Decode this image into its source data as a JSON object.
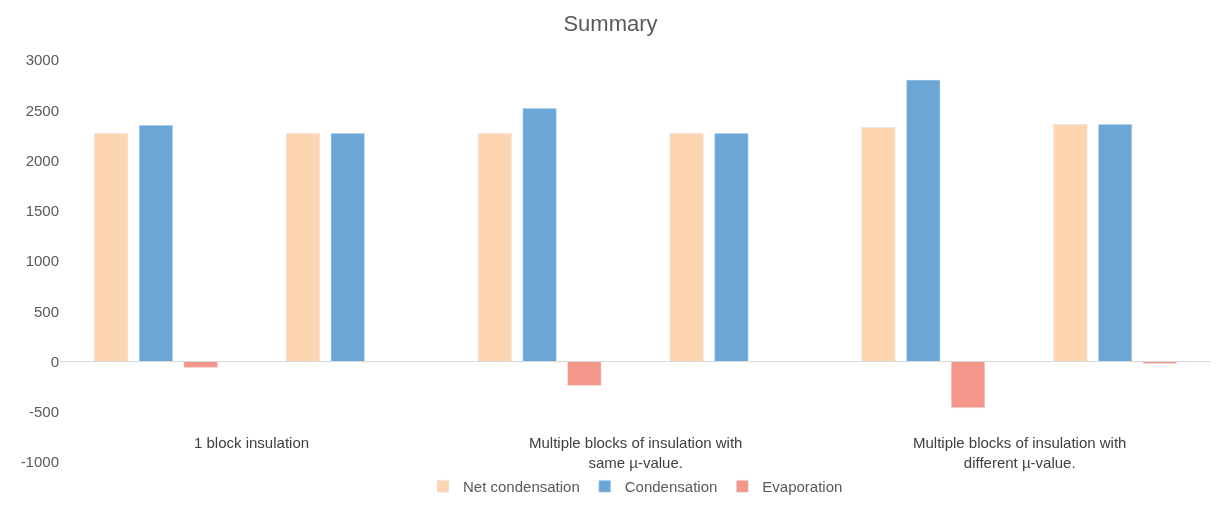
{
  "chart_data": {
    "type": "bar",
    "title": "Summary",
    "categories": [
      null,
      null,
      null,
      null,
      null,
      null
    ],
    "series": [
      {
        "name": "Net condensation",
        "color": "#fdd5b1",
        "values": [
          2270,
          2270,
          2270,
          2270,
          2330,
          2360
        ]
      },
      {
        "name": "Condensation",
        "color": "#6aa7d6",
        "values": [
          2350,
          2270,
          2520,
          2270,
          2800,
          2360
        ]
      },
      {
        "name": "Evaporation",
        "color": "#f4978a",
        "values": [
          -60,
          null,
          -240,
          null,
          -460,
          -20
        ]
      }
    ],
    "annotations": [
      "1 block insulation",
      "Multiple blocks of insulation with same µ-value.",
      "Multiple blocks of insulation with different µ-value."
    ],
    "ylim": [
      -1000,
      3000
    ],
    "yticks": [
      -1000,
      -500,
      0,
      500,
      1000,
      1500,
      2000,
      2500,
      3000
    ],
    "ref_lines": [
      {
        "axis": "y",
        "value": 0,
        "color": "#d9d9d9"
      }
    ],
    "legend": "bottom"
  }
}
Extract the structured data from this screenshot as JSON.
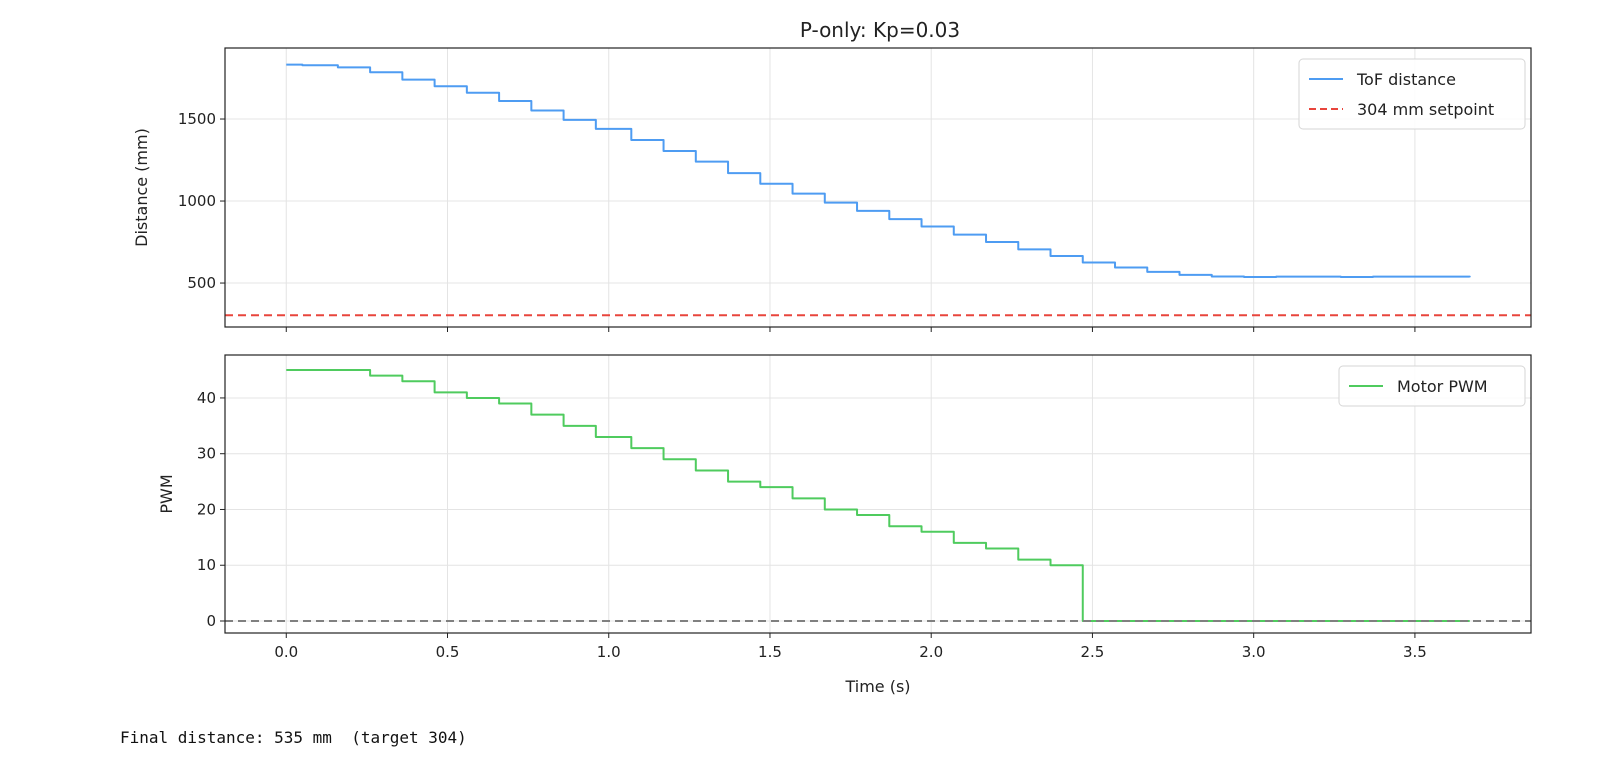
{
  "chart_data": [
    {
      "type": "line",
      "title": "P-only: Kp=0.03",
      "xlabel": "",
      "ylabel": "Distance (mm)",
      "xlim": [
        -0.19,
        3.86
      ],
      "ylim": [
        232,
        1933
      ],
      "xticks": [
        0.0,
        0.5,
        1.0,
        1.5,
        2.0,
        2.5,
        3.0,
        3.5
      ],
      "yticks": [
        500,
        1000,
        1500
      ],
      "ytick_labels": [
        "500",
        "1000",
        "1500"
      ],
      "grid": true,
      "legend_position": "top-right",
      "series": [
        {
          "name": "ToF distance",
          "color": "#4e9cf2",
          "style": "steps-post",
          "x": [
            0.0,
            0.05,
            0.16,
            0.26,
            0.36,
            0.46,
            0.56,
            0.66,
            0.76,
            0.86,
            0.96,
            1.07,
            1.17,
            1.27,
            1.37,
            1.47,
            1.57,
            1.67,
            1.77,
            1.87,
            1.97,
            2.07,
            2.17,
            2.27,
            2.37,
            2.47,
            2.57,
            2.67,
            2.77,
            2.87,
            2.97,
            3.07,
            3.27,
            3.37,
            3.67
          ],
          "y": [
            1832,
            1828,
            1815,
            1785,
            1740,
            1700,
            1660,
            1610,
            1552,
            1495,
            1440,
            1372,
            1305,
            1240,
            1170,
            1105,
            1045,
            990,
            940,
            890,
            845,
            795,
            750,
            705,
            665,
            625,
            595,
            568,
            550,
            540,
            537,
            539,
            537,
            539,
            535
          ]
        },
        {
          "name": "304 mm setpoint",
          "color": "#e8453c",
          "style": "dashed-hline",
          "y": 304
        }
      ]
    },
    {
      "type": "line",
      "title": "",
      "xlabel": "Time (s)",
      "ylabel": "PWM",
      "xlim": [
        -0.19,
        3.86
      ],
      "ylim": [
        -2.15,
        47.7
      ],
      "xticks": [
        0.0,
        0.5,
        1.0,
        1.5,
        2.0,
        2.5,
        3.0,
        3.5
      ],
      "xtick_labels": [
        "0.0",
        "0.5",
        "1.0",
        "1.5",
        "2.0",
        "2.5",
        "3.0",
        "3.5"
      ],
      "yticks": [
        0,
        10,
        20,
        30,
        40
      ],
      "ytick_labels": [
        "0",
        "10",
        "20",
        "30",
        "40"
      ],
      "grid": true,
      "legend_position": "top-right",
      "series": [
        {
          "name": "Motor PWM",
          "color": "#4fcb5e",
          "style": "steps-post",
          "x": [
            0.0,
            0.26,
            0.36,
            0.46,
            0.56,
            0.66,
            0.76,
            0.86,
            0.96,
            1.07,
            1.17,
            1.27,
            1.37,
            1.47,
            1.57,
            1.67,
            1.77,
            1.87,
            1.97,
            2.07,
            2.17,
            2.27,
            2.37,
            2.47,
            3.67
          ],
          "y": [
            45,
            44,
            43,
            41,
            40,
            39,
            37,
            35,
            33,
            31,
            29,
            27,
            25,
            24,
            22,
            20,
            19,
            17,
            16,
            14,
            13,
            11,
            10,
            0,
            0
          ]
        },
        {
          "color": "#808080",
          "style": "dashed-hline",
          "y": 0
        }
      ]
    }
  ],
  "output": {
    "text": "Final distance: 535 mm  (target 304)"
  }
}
..........
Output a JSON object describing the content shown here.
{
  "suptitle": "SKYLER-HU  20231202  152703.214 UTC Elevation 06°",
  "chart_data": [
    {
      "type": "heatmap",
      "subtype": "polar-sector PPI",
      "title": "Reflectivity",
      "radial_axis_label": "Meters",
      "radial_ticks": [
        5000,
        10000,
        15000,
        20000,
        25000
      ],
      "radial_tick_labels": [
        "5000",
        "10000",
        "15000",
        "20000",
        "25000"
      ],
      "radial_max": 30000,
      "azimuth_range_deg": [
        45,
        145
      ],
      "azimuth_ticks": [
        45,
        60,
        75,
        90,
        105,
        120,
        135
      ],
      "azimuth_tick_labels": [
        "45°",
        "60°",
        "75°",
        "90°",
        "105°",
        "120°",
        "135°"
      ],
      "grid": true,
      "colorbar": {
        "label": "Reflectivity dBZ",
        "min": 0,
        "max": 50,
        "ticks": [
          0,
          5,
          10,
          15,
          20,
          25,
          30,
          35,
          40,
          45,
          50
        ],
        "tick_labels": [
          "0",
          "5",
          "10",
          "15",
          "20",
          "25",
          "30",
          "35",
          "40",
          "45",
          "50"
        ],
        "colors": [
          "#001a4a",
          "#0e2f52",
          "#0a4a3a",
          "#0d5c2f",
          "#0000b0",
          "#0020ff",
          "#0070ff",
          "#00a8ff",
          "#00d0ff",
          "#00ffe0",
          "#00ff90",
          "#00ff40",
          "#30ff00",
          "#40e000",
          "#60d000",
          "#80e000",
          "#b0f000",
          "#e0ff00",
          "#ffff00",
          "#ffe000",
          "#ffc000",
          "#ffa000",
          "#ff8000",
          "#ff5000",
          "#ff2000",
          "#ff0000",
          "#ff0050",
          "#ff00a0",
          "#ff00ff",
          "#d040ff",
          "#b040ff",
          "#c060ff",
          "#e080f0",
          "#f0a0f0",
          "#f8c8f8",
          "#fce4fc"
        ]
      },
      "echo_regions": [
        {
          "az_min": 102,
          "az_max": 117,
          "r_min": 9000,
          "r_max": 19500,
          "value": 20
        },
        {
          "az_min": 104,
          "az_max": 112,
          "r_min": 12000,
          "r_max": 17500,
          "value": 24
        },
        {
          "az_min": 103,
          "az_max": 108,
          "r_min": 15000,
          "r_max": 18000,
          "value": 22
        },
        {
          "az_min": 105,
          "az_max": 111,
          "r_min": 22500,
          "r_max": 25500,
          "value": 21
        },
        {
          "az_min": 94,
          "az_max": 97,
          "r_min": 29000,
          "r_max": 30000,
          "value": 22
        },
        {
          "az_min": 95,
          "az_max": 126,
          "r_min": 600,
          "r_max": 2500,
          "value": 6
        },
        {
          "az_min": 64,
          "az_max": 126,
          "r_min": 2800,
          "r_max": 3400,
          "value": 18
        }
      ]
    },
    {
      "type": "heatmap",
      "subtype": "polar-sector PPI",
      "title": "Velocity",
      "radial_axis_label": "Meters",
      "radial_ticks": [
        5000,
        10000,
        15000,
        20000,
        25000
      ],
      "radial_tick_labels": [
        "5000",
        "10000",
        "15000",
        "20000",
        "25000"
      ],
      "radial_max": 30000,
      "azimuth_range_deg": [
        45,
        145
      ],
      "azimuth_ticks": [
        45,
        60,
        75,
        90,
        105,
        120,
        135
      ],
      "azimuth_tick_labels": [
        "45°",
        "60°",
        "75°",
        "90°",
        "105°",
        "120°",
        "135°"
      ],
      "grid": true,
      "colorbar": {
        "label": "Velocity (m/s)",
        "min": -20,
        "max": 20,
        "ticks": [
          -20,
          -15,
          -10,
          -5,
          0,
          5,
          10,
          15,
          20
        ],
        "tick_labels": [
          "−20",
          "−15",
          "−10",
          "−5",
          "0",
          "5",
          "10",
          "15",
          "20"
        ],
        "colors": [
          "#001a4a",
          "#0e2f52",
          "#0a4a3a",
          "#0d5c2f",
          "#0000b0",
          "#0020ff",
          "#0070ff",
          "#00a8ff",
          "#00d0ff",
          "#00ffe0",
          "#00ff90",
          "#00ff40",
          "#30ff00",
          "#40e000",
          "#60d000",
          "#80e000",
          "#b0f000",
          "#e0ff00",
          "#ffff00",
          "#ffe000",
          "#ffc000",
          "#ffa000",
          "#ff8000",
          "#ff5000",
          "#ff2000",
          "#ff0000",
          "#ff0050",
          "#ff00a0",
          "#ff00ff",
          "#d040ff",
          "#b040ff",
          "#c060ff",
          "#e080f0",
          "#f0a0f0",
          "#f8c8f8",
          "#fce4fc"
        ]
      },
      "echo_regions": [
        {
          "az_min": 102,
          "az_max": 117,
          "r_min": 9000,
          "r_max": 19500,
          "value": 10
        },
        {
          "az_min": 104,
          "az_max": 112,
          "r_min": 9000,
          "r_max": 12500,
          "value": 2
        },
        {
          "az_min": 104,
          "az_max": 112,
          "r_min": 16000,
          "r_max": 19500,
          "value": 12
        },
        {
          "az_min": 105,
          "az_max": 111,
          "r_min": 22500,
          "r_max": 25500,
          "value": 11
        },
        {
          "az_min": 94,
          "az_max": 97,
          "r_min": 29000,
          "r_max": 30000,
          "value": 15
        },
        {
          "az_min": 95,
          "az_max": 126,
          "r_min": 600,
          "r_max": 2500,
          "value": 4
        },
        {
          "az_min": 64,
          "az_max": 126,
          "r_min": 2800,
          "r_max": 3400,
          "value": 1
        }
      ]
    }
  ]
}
..........
Copy all lines from the material that contain "name".

        "name": "Net condensation",
        "name": "Condensation",
        "name": "Evaporation",
          "name": "ToF distance",
          "name": "304 mm setpoint",
          "name": "Motor PWM",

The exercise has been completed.